** Start Data to use **

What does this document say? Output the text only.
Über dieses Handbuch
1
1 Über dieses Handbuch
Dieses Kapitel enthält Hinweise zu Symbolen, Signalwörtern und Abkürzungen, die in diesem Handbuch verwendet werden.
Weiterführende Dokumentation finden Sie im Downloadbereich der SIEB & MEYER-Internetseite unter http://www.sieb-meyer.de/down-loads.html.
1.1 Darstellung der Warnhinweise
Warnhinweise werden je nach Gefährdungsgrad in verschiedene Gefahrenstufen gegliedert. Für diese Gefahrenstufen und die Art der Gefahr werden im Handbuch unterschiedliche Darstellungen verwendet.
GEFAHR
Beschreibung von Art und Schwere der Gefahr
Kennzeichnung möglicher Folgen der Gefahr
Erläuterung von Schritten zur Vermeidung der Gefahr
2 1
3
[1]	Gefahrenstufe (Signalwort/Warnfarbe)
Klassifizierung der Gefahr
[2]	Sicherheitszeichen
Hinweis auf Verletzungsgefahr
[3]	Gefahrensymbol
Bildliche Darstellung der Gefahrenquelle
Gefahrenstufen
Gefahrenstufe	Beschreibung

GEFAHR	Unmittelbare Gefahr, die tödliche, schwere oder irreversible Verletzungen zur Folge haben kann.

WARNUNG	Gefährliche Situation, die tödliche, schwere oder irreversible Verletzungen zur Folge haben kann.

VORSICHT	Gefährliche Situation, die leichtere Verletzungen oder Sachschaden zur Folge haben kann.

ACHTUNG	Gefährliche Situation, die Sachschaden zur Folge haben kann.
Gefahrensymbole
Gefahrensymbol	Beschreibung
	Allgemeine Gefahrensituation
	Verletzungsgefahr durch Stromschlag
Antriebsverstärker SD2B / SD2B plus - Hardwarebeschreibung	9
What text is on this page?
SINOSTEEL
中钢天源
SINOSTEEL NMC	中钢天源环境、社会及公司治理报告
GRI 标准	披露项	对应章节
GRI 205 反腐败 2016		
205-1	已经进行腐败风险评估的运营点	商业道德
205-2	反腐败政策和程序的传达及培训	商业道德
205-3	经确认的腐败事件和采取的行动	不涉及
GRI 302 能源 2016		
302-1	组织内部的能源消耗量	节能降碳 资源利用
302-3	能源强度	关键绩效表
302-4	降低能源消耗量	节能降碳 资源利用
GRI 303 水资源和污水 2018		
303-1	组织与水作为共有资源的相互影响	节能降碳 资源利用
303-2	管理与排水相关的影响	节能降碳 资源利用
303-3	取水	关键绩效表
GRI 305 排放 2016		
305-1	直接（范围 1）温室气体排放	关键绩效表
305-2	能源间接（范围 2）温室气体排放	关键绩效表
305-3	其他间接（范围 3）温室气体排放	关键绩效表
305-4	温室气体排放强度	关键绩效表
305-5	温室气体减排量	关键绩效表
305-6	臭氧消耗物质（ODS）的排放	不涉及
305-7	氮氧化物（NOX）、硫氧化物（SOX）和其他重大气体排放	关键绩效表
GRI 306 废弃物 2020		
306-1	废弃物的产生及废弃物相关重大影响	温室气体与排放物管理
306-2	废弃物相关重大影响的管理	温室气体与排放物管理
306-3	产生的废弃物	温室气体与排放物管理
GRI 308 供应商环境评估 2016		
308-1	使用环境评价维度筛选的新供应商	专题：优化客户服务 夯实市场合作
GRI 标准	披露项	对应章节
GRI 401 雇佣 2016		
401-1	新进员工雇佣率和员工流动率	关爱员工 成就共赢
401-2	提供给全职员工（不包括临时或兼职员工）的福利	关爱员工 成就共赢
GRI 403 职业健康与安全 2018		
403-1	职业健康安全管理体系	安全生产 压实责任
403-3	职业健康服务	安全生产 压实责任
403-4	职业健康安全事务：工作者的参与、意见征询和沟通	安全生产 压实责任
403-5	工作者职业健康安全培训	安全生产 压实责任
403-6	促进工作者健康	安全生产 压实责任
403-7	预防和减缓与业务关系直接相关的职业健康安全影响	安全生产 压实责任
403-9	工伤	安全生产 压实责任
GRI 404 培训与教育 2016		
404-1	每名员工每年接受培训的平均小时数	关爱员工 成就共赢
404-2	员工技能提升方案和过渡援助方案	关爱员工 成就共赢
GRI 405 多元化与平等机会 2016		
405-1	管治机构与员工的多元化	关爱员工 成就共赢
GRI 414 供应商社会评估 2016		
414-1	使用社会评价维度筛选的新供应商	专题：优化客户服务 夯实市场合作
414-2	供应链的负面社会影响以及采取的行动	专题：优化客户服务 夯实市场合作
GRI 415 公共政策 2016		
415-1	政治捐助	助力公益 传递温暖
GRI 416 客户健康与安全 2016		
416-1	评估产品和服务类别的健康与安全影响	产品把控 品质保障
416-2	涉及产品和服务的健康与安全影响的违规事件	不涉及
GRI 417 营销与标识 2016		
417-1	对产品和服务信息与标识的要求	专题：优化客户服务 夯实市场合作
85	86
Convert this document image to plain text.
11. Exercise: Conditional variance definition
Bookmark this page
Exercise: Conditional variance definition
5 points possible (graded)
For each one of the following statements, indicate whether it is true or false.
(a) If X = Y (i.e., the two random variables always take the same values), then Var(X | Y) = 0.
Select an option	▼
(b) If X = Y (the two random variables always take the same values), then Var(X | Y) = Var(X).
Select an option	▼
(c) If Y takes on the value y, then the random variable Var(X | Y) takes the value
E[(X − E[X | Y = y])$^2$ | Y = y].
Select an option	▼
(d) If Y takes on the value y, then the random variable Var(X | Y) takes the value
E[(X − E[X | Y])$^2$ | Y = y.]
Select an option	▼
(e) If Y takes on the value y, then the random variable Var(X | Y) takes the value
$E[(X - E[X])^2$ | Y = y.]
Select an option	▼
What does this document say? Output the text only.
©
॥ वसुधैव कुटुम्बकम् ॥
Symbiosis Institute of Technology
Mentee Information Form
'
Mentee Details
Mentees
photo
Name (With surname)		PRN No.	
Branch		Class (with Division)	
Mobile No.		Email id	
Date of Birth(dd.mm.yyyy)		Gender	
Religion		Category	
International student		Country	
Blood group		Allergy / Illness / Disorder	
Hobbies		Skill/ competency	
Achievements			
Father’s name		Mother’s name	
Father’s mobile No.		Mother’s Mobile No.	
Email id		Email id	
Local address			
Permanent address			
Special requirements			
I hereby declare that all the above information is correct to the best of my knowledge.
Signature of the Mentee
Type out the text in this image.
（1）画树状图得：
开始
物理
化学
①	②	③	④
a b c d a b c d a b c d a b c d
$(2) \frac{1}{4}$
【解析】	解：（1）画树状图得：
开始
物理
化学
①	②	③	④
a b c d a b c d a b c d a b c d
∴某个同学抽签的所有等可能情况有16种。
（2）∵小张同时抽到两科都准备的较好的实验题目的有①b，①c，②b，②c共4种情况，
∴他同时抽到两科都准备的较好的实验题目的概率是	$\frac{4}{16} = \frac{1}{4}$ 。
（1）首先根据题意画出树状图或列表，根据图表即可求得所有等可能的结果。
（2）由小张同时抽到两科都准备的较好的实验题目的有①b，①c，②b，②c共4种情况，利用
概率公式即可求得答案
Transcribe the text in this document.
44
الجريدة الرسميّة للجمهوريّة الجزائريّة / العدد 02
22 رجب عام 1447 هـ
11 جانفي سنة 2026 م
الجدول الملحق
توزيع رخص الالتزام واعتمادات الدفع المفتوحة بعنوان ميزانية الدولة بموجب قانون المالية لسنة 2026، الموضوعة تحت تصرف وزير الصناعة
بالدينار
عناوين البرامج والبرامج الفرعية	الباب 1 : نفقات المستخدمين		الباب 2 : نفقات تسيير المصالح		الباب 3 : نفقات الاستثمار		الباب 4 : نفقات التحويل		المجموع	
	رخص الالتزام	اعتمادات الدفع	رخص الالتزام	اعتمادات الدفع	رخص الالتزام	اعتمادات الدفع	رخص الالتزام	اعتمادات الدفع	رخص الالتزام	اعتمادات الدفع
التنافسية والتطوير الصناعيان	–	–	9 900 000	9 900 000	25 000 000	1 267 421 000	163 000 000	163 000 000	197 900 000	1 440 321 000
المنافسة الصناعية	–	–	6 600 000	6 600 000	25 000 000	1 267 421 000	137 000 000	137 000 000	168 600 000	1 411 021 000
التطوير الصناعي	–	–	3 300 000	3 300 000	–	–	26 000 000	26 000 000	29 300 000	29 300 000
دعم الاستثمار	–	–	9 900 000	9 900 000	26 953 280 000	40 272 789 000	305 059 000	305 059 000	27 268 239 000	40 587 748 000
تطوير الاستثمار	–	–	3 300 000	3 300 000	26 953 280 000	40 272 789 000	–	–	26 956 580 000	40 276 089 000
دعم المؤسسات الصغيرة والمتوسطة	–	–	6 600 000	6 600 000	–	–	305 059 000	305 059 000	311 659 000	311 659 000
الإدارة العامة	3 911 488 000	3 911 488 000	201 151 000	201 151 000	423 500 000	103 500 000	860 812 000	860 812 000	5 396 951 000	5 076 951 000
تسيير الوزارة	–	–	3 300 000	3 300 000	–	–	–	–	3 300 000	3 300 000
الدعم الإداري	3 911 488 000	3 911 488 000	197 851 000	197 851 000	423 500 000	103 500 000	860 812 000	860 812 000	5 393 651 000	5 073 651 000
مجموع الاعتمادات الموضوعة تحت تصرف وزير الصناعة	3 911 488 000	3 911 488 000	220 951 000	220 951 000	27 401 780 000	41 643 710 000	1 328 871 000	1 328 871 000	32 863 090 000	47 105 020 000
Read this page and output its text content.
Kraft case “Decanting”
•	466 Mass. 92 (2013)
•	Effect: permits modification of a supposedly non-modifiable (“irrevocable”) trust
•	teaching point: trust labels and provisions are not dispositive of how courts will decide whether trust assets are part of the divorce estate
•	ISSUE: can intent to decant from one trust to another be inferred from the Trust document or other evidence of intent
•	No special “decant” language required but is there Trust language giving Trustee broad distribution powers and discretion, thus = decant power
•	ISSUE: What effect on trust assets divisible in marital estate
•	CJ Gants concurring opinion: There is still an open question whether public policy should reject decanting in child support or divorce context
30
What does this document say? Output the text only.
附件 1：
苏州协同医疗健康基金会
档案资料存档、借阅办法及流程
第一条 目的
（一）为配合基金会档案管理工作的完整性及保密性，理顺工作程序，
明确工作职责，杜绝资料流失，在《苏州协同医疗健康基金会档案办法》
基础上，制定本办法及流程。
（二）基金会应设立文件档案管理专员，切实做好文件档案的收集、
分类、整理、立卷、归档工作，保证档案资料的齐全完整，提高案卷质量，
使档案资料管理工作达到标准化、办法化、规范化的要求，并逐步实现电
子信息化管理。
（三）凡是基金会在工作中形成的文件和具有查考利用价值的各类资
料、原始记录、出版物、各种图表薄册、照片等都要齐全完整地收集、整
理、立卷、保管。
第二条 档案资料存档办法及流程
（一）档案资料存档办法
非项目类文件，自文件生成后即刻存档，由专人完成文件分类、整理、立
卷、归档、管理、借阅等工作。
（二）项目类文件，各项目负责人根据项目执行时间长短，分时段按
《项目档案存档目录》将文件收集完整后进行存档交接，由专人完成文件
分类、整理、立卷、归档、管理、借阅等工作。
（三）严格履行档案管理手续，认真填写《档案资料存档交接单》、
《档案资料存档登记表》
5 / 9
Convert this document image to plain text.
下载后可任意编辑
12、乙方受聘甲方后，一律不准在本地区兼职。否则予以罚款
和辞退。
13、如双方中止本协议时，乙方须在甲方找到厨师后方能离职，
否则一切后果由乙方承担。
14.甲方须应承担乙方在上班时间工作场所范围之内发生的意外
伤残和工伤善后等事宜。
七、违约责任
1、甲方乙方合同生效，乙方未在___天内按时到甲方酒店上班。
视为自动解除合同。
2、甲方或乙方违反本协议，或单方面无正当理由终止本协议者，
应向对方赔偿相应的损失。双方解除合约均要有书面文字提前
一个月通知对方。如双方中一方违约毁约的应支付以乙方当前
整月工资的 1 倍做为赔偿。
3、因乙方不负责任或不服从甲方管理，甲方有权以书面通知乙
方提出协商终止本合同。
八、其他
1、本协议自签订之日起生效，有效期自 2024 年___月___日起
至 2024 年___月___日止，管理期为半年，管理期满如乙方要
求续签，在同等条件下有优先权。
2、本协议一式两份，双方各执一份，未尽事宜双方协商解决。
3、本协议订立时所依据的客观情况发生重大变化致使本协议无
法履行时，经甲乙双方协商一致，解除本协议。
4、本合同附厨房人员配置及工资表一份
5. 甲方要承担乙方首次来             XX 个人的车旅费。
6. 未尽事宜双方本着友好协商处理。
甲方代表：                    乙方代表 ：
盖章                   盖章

** End Data to use **

§ **What is being asked**: Lines that hold the word "SINOSTEEL" are the ones to return, every one of them.

§ **Output below**:
SINOSTEEL
SINOSTEEL NMC	中钢天源环境、社会及公司治理报告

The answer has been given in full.